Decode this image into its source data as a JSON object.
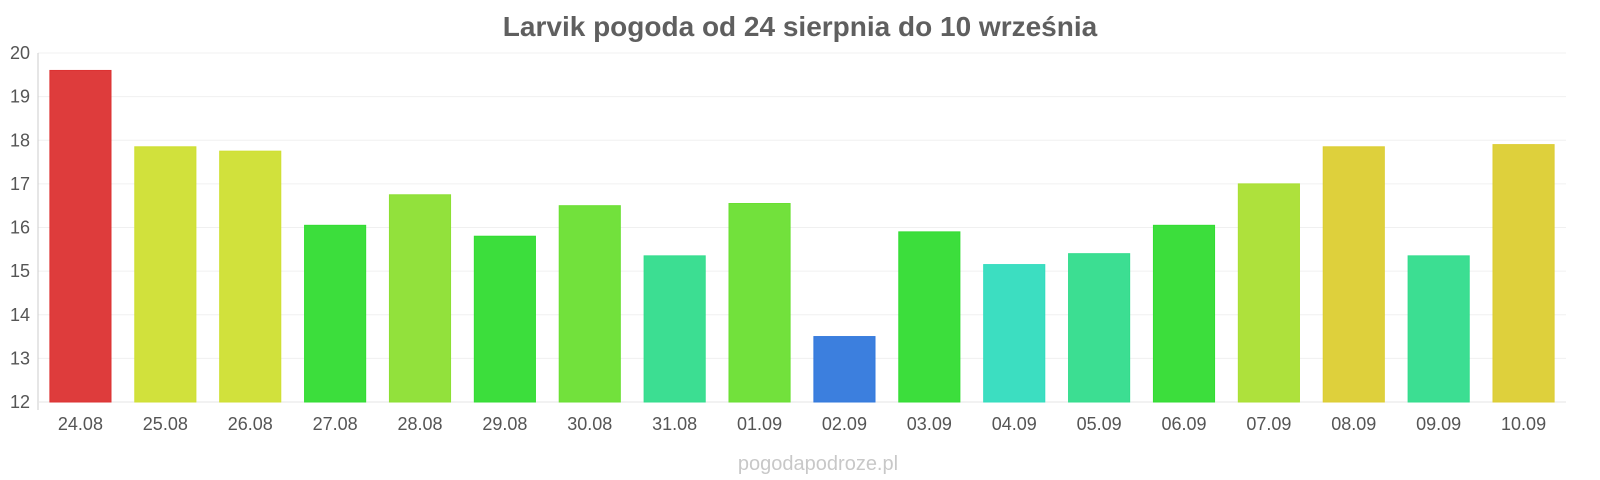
{
  "chart_data": {
    "type": "bar",
    "title": "Larvik pogoda od 24 sierpnia do 10 września",
    "xlabel": "",
    "ylabel": "",
    "ylim": [
      12,
      20
    ],
    "yticks": [
      12,
      13,
      14,
      15,
      16,
      17,
      18,
      19,
      20
    ],
    "grid": true,
    "legend": "none",
    "categories": [
      "24.08",
      "25.08",
      "26.08",
      "27.08",
      "28.08",
      "29.08",
      "30.08",
      "31.08",
      "01.09",
      "02.09",
      "03.09",
      "04.09",
      "05.09",
      "06.09",
      "07.09",
      "08.09",
      "09.09",
      "10.09"
    ],
    "values": [
      19.6,
      17.85,
      17.75,
      16.05,
      16.75,
      15.8,
      16.5,
      15.35,
      16.55,
      13.5,
      15.9,
      15.15,
      15.4,
      16.05,
      17.0,
      17.85,
      15.35,
      17.9
    ],
    "colors": [
      "#dc3232",
      "#cfdf32",
      "#cfdf32",
      "#32dc32",
      "#8cdf32",
      "#32dc32",
      "#6adf32",
      "#32dc8c",
      "#6adf32",
      "#3278dc",
      "#32dc32",
      "#32dcbe",
      "#32dc8c",
      "#32dc32",
      "#aadf32",
      "#dccd32",
      "#32dc8c",
      "#dccd32"
    ]
  },
  "watermark": "pogodapodroze.pl"
}
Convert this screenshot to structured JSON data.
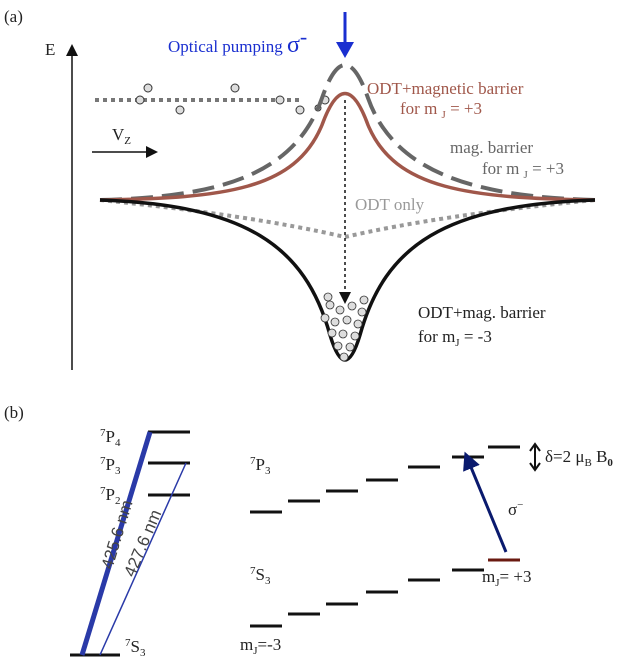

WHAT IS EXPECTED
Without the pictures, write out all of the material exactly.

SOLVED PROBLEM
Decode this image into its source data as a JSON object.
{
  "chart_data": {
    "type": "bar",
    "title": "Larvik pogoda od 24 sierpnia do 10 września",
    "xlabel": "",
    "ylabel": "",
    "ylim": [
      12,
      20
    ],
    "yticks": [
      12,
      13,
      14,
      15,
      16,
      17,
      18,
      19,
      20
    ],
    "grid": true,
    "legend": "none",
    "categories": [
      "24.08",
      "25.08",
      "26.08",
      "27.08",
      "28.08",
      "29.08",
      "30.08",
      "31.08",
      "01.09",
      "02.09",
      "03.09",
      "04.09",
      "05.09",
      "06.09",
      "07.09",
      "08.09",
      "09.09",
      "10.09"
    ],
    "values": [
      19.6,
      17.85,
      17.75,
      16.05,
      16.75,
      15.8,
      16.5,
      15.35,
      16.55,
      13.5,
      15.9,
      15.15,
      15.4,
      16.05,
      17.0,
      17.85,
      15.35,
      17.9
    ],
    "colors": [
      "#dc3232",
      "#cfdf32",
      "#cfdf32",
      "#32dc32",
      "#8cdf32",
      "#32dc32",
      "#6adf32",
      "#32dc8c",
      "#6adf32",
      "#3278dc",
      "#32dc32",
      "#32dcbe",
      "#32dc8c",
      "#32dc32",
      "#aadf32",
      "#dccd32",
      "#32dc8c",
      "#dccd32"
    ]
  },
  "watermark": "pogodapodroze.pl"
}
Convert this screenshot to structured JSON data.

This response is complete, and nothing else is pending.